Requirement - Wherever the string "JSON" appears in a line, extract that line.

#### Supplied material

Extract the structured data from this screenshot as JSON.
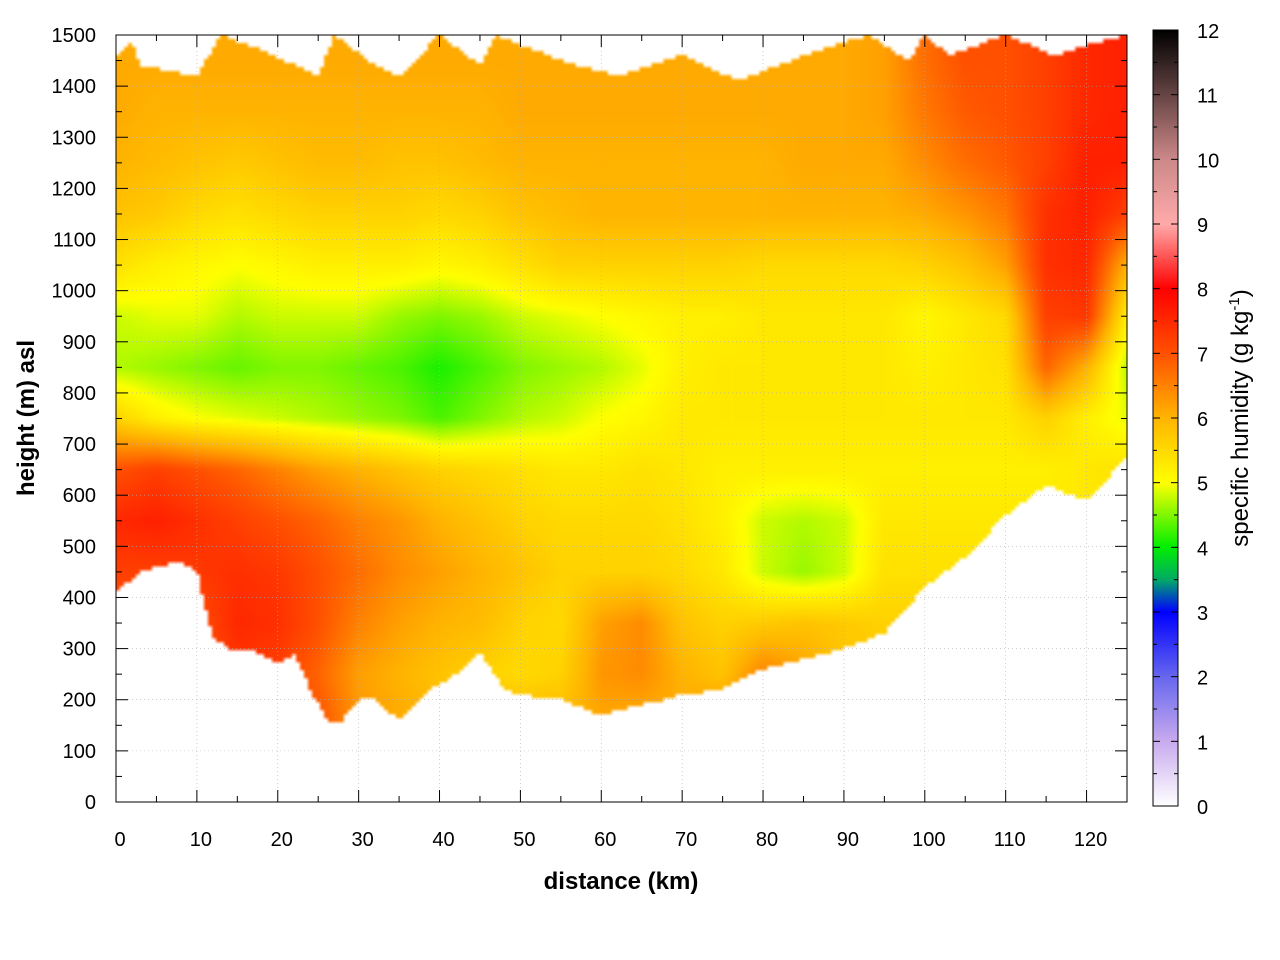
{
  "chart_data": {
    "type": "heatmap",
    "title": "",
    "xlabel": "distance (km)",
    "ylabel": "height (m) asl",
    "colorbar_label_parts": {
      "main": "specific humidity (g kg",
      "sup": "-1",
      "tail": ")"
    },
    "xlim": [
      0,
      125
    ],
    "ylim": [
      0,
      1500
    ],
    "x_ticks": [
      0,
      10,
      20,
      30,
      40,
      50,
      60,
      70,
      80,
      90,
      100,
      110,
      120
    ],
    "y_ticks": [
      0,
      100,
      200,
      300,
      400,
      500,
      600,
      700,
      800,
      900,
      1000,
      1100,
      1200,
      1300,
      1400,
      1500
    ],
    "colorbar_ticks": [
      0,
      1,
      2,
      3,
      4,
      5,
      6,
      7,
      8,
      9,
      10,
      11,
      12
    ],
    "colorbar_range": [
      0,
      12
    ],
    "grid": true,
    "colormap": [
      [
        0,
        "#ffffff"
      ],
      [
        1,
        "#c8aaee"
      ],
      [
        2,
        "#6666ee"
      ],
      [
        3,
        "#0000ff"
      ],
      [
        3.5,
        "#00aa66"
      ],
      [
        4,
        "#00ee00"
      ],
      [
        5,
        "#ffff00"
      ],
      [
        6,
        "#ffb400"
      ],
      [
        7,
        "#ff5000"
      ],
      [
        8,
        "#ff0000"
      ],
      [
        9,
        "#ffaaaa"
      ],
      [
        10,
        "#cc8888"
      ],
      [
        11,
        "#664444"
      ],
      [
        12,
        "#000000"
      ]
    ],
    "terrain_bottom": {
      "x": [
        0,
        3,
        5,
        8,
        10,
        12,
        14,
        16,
        18,
        20,
        22,
        24,
        26,
        28,
        30,
        32,
        35,
        38,
        40,
        43,
        45,
        48,
        50,
        55,
        60,
        62,
        65,
        68,
        70,
        75,
        80,
        85,
        90,
        95,
        100,
        105,
        110,
        115,
        118,
        120,
        122,
        125
      ],
      "y": [
        410,
        450,
        460,
        470,
        450,
        320,
        300,
        300,
        290,
        270,
        290,
        220,
        160,
        160,
        200,
        200,
        160,
        210,
        230,
        260,
        290,
        220,
        210,
        200,
        170,
        180,
        190,
        200,
        210,
        220,
        260,
        280,
        300,
        330,
        420,
        480,
        560,
        620,
        600,
        590,
        620,
        680
      ]
    },
    "top_edge": {
      "x": [
        0,
        2,
        3,
        10,
        13,
        18,
        25,
        27,
        32,
        35,
        40,
        45,
        47,
        55,
        62,
        70,
        77,
        85,
        93,
        98,
        100,
        103,
        110,
        116,
        120,
        125
      ],
      "y": [
        1460,
        1490,
        1440,
        1420,
        1500,
        1470,
        1420,
        1500,
        1440,
        1420,
        1500,
        1440,
        1500,
        1450,
        1420,
        1460,
        1410,
        1460,
        1500,
        1450,
        1500,
        1460,
        1500,
        1460,
        1480,
        1500
      ]
    },
    "humidity_field": {
      "x": [
        0,
        5,
        10,
        15,
        20,
        25,
        30,
        35,
        40,
        45,
        50,
        55,
        60,
        65,
        70,
        75,
        80,
        85,
        90,
        95,
        100,
        105,
        110,
        115,
        120,
        125
      ],
      "y": [
        150,
        250,
        350,
        450,
        550,
        650,
        750,
        850,
        950,
        1050,
        1150,
        1250,
        1350,
        1450
      ],
      "values_g_per_kg": [
        [
          7.0,
          7.0,
          7.0,
          7.0,
          7.0,
          7.0,
          6.3,
          6.1,
          6.0,
          6.0,
          6.0,
          6.0,
          6.1,
          6.0,
          6.1,
          6.5,
          6.7,
          6.5,
          6.2,
          6.2,
          6.2,
          6.2,
          6.3,
          6.3,
          6.3,
          6.3
        ],
        [
          7.0,
          7.0,
          7.0,
          7.3,
          7.2,
          6.8,
          6.2,
          6.0,
          5.8,
          5.6,
          5.5,
          5.6,
          6.3,
          6.4,
          6.0,
          5.8,
          6.5,
          6.2,
          5.8,
          5.8,
          5.8,
          5.8,
          5.8,
          5.8,
          5.8,
          5.8
        ],
        [
          7.0,
          7.0,
          7.0,
          7.5,
          7.4,
          7.0,
          6.5,
          6.2,
          6.0,
          5.9,
          5.6,
          5.5,
          6.2,
          6.4,
          5.8,
          5.6,
          5.7,
          5.8,
          5.7,
          5.6,
          5.6,
          5.6,
          5.6,
          5.6,
          5.6,
          5.6
        ],
        [
          7.2,
          7.2,
          7.3,
          7.4,
          7.3,
          7.0,
          6.7,
          6.4,
          6.2,
          6.0,
          5.8,
          5.6,
          5.6,
          5.6,
          5.5,
          5.3,
          4.8,
          4.6,
          4.8,
          5.4,
          5.4,
          5.4,
          5.4,
          5.4,
          5.4,
          5.4
        ],
        [
          7.5,
          7.6,
          7.4,
          7.2,
          7.0,
          6.8,
          6.5,
          6.3,
          6.0,
          5.8,
          5.6,
          5.5,
          5.5,
          5.5,
          5.4,
          5.2,
          4.8,
          4.7,
          4.8,
          5.3,
          5.3,
          5.3,
          5.3,
          5.3,
          5.3,
          5.3
        ],
        [
          7.0,
          7.2,
          7.0,
          6.8,
          6.5,
          6.2,
          6.0,
          5.8,
          5.6,
          5.5,
          5.4,
          5.3,
          5.3,
          5.4,
          5.3,
          5.2,
          5.2,
          5.2,
          5.2,
          5.2,
          5.2,
          5.2,
          5.2,
          5.2,
          5.3,
          5.4
        ],
        [
          5.6,
          5.2,
          5.0,
          4.9,
          4.8,
          4.7,
          4.6,
          4.5,
          4.3,
          4.5,
          4.7,
          4.8,
          5.0,
          5.1,
          5.3,
          5.3,
          5.3,
          5.3,
          5.3,
          5.3,
          5.3,
          5.3,
          5.3,
          5.6,
          5.2,
          4.9
        ],
        [
          4.7,
          4.6,
          4.5,
          4.4,
          4.5,
          4.5,
          4.4,
          4.3,
          4.1,
          4.3,
          4.5,
          4.6,
          4.7,
          4.9,
          5.2,
          5.3,
          5.3,
          5.3,
          5.3,
          5.3,
          5.2,
          5.3,
          5.4,
          6.8,
          6.0,
          4.7
        ],
        [
          4.8,
          4.9,
          4.9,
          4.7,
          4.8,
          4.8,
          4.8,
          4.6,
          4.5,
          4.6,
          4.8,
          4.9,
          5.0,
          5.1,
          5.2,
          5.2,
          5.3,
          5.3,
          5.3,
          5.3,
          5.1,
          5.3,
          5.5,
          7.2,
          7.3,
          5.2
        ],
        [
          5.4,
          5.2,
          5.1,
          5.0,
          5.1,
          5.2,
          5.2,
          5.2,
          5.1,
          5.2,
          5.4,
          5.6,
          5.6,
          5.6,
          5.6,
          5.6,
          5.5,
          5.5,
          5.5,
          5.5,
          5.6,
          5.8,
          6.2,
          7.4,
          7.5,
          6.0
        ],
        [
          5.8,
          5.7,
          5.5,
          5.4,
          5.5,
          5.6,
          5.6,
          5.6,
          5.5,
          5.6,
          5.8,
          5.9,
          6.0,
          6.0,
          6.0,
          6.0,
          6.0,
          6.0,
          6.0,
          6.0,
          6.1,
          6.3,
          6.6,
          7.4,
          7.6,
          7.2
        ],
        [
          6.0,
          5.9,
          5.8,
          5.7,
          5.8,
          5.9,
          5.9,
          5.8,
          5.8,
          5.9,
          6.0,
          6.0,
          6.0,
          6.0,
          6.0,
          6.0,
          6.0,
          6.1,
          6.1,
          6.1,
          6.4,
          6.7,
          6.9,
          7.2,
          7.6,
          7.6
        ],
        [
          6.1,
          6.0,
          6.0,
          6.0,
          6.0,
          6.0,
          6.0,
          6.0,
          6.0,
          6.0,
          6.1,
          6.1,
          6.1,
          6.1,
          6.1,
          6.1,
          6.1,
          6.1,
          6.1,
          6.2,
          6.6,
          6.9,
          7.0,
          7.2,
          7.5,
          7.6
        ],
        [
          6.1,
          6.1,
          6.1,
          6.1,
          6.1,
          6.1,
          6.1,
          6.1,
          6.1,
          6.1,
          6.1,
          6.1,
          6.1,
          6.1,
          6.1,
          6.1,
          6.1,
          6.1,
          6.1,
          6.2,
          6.7,
          7.0,
          7.0,
          7.2,
          7.5,
          7.6
        ]
      ]
    }
  }
}
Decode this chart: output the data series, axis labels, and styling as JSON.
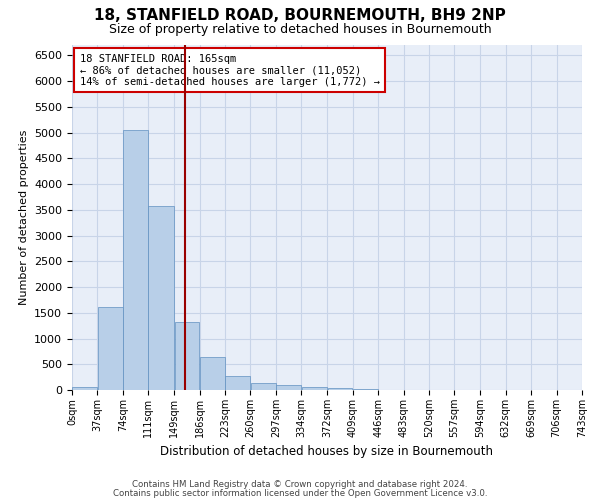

########

Solution to this problem -
Extract the structured data from this screenshot as JSON.
Decode this chart: output the data series, axis labels, and styling as JSON.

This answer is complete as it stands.